▶ Stated task:
Write out each line exactly as it stands, please.

▶ Provided material:
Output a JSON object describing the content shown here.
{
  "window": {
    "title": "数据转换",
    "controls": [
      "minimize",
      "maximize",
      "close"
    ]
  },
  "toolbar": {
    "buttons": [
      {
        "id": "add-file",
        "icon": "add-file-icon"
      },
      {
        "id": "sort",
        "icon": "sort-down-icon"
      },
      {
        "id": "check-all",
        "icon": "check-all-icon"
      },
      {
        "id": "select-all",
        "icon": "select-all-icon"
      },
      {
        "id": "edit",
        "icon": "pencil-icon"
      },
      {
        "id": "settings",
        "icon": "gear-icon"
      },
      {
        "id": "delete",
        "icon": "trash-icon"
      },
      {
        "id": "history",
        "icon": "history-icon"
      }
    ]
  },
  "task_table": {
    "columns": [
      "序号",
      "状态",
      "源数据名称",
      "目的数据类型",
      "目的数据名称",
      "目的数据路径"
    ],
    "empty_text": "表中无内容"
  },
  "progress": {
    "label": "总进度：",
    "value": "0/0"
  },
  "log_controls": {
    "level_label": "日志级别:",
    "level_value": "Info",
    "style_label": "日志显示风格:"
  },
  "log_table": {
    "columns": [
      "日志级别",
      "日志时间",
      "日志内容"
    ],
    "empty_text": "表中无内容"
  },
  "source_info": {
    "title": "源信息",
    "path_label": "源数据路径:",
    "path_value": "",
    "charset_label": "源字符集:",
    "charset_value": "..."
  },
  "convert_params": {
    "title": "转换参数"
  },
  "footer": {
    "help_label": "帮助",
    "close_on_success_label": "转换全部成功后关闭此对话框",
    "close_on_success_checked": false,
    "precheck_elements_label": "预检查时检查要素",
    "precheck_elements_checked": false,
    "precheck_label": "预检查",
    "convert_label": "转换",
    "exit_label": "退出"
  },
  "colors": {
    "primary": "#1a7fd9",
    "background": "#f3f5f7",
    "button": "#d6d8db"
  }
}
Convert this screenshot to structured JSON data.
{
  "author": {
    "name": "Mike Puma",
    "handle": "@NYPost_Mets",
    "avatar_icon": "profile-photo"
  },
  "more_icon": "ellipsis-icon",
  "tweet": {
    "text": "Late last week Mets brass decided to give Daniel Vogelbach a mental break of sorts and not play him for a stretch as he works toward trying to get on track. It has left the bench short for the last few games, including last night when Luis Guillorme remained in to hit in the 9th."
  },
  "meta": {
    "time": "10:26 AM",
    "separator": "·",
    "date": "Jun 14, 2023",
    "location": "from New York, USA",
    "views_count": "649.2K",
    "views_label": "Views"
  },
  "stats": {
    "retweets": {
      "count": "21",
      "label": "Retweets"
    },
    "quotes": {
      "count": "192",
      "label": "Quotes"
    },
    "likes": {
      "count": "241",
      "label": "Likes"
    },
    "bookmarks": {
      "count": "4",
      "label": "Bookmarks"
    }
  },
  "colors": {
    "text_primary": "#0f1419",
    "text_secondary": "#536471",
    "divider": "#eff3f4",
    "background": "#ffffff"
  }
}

▶ Task result:
Output a JSON object describing the content shown here.
{
  "window": {
    "title": "数据转换",
    "controls": [
      "minimize",
      "maximize",
      "close"
    ]
  },
  "toolbar": {
    "buttons": [
      {
        "id": "add-file",
        "icon": "add-file-icon"
      },
      {
        "id": "sort",
        "icon": "sort-down-icon"
      },
      {
        "id": "check-all",
        "icon": "check-all-icon"
      },
      {
        "id": "select-all",
        "icon": "select-all-icon"
      },
      {
        "id": "edit",
        "icon": "pencil-icon"
      },
      {
        "id": "settings",
        "icon": "gear-icon"
      },
      {
        "id": "delete",
        "icon": "trash-icon"
      },
      {
        "id": "history",
        "icon": "history-icon"
      }
    ]
  },
  "task_table": {
    "columns": [
      "序号",
      "状态",
      "源数据名称",
      "目的数据类型",
      "目的数据名称",
      "目的数据路径"
    ],
    "empty_text": "表中无内容"
  },
  "progress": {
    "label": "总进度：",
    "value": "0/0"
  },
  "log_controls": {
    "level_label": "日志级别:",
    "level_value": "Info",
    "style_label": "日志显示风格:"
  },
  "log_table": {
    "columns": [
      "日志级别",
      "日志时间",
      "日志内容"
    ],
    "empty_text": "表中无内容"
  },
  "source_info": {
    "title": "源信息",
    "path_label": "源数据路径:",
    "path_value": "",
    "charset_label": "源字符集:",
    "charset_value": "..."
  },
  "convert_params": {
    "title": "转换参数"
  },
  "footer": {
    "help_label": "帮助",
    "close_on_success_label": "转换全部成功后关闭此对话框",
    "close_on_success_checked": false,
    "precheck_elements_label": "预检查时检查要素",
    "precheck_elements_checked": false,
    "precheck_label": "预检查",
    "convert_label": "转换",
    "exit_label": "退出"
  },
  "colors": {
    "primary": "#1a7fd9",
    "background": "#f3f5f7",
    "button": "#d6d8db"
  }
}
Convert this screenshot to structured JSON data.
{
  "author": {
    "name": "Mike Puma",
    "handle": "@NYPost_Mets",
    "avatar_icon": "profile-photo"
  },
  "more_icon": "ellipsis-icon",
  "tweet": {
    "text": "Late last week Mets brass decided to give Daniel Vogelbach a mental break of sorts and not play him for a stretch as he works toward trying to get on track. It has left the bench short for the last few games, including last night when Luis Guillorme remained in to hit in the 9th."
  },
  "meta": {
    "time": "10:26 AM",
    "separator": "·",
    "date": "Jun 14, 2023",
    "location": "from New York, USA",
    "views_count": "649.2K",
    "views_label": "Views"
  },
  "stats": {
    "retweets": {
      "count": "21",
      "label": "Retweets"
    },
    "quotes": {
      "count": "192",
      "label": "Quotes"
    },
    "likes": {
      "count": "241",
      "label": "Likes"
    },
    "bookmarks": {
      "count": "4",
      "label": "Bookmarks"
    }
  },
  "colors": {
    "text_primary": "#0f1419",
    "text_secondary": "#536471",
    "divider": "#eff3f4",
    "background": "#ffffff"
  }
}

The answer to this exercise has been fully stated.